== Dataset entries ==
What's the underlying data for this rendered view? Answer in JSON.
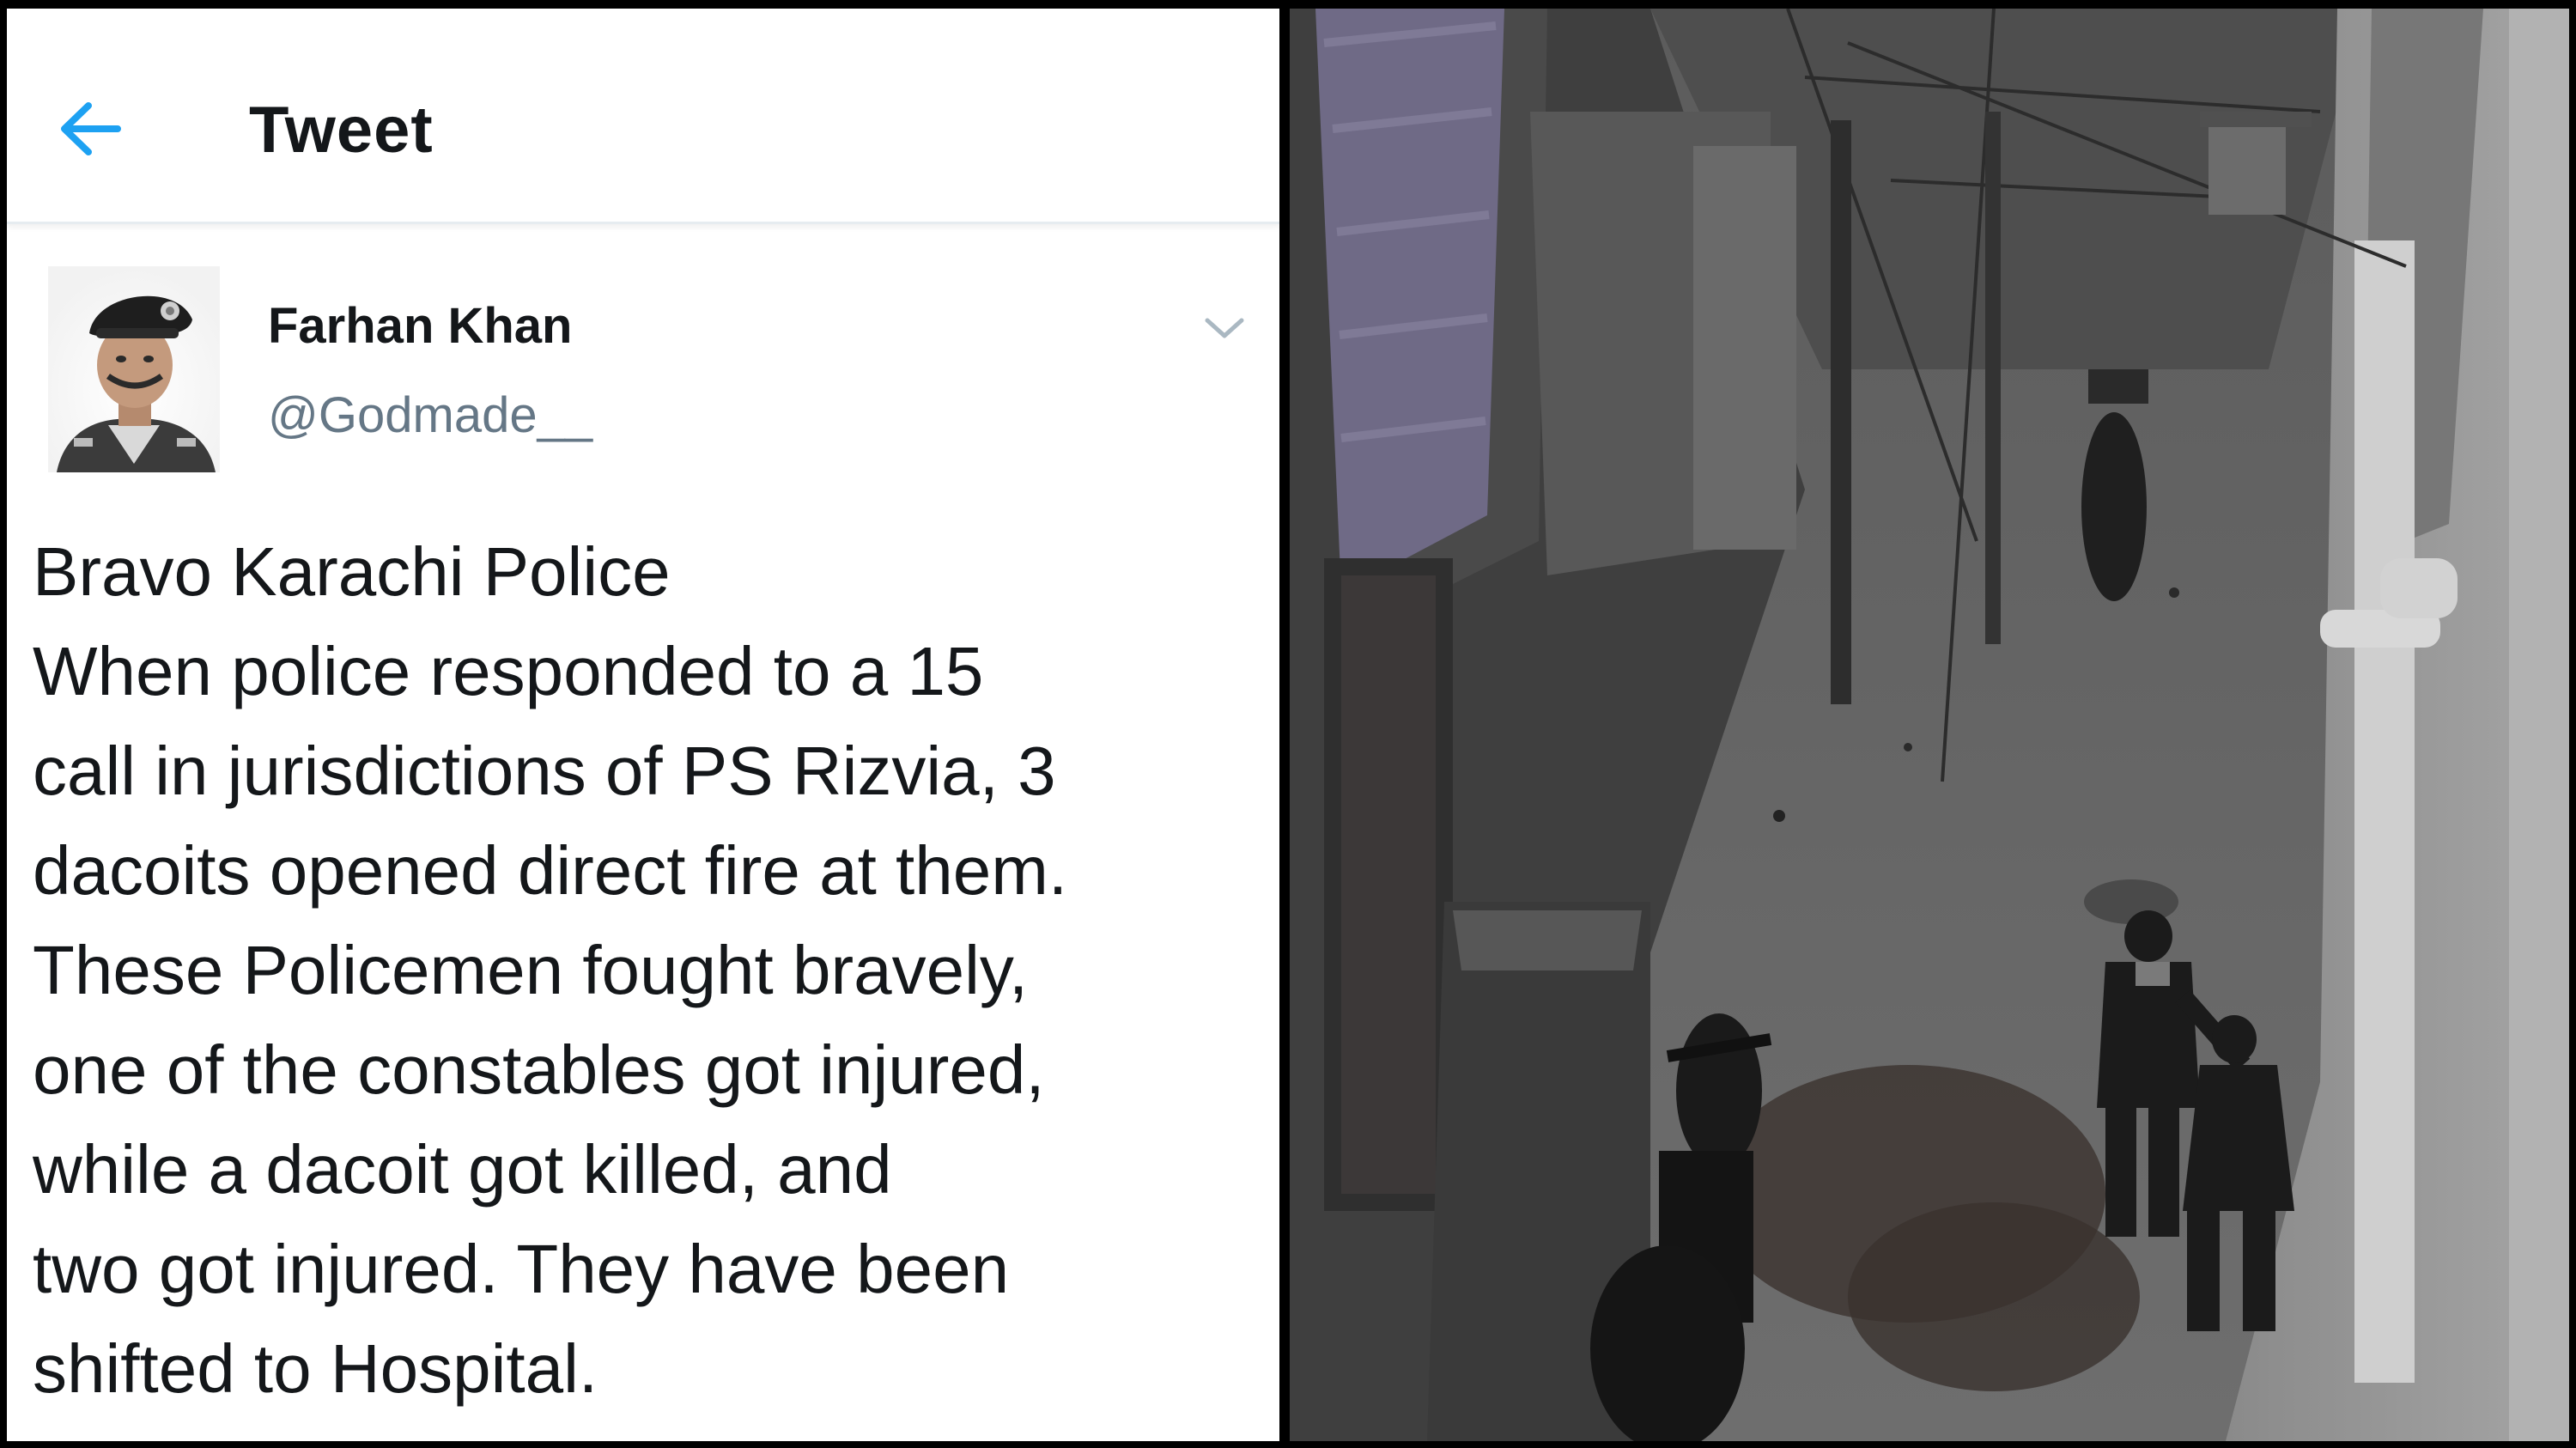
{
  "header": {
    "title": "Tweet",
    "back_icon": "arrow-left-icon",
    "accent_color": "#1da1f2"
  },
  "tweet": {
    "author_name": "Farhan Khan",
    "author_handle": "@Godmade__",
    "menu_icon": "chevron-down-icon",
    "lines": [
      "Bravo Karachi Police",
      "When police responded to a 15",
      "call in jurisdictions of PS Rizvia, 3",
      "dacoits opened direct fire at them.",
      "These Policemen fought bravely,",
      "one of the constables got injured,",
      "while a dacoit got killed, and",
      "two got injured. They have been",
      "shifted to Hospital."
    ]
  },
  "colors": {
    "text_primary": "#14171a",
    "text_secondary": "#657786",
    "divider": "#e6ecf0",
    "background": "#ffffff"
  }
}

== Given task ==
Find the lines above that include the string "icon" and copy them.

== Exercise output ==
    "back_icon": "arrow-left-icon",
    "menu_icon": "chevron-down-icon",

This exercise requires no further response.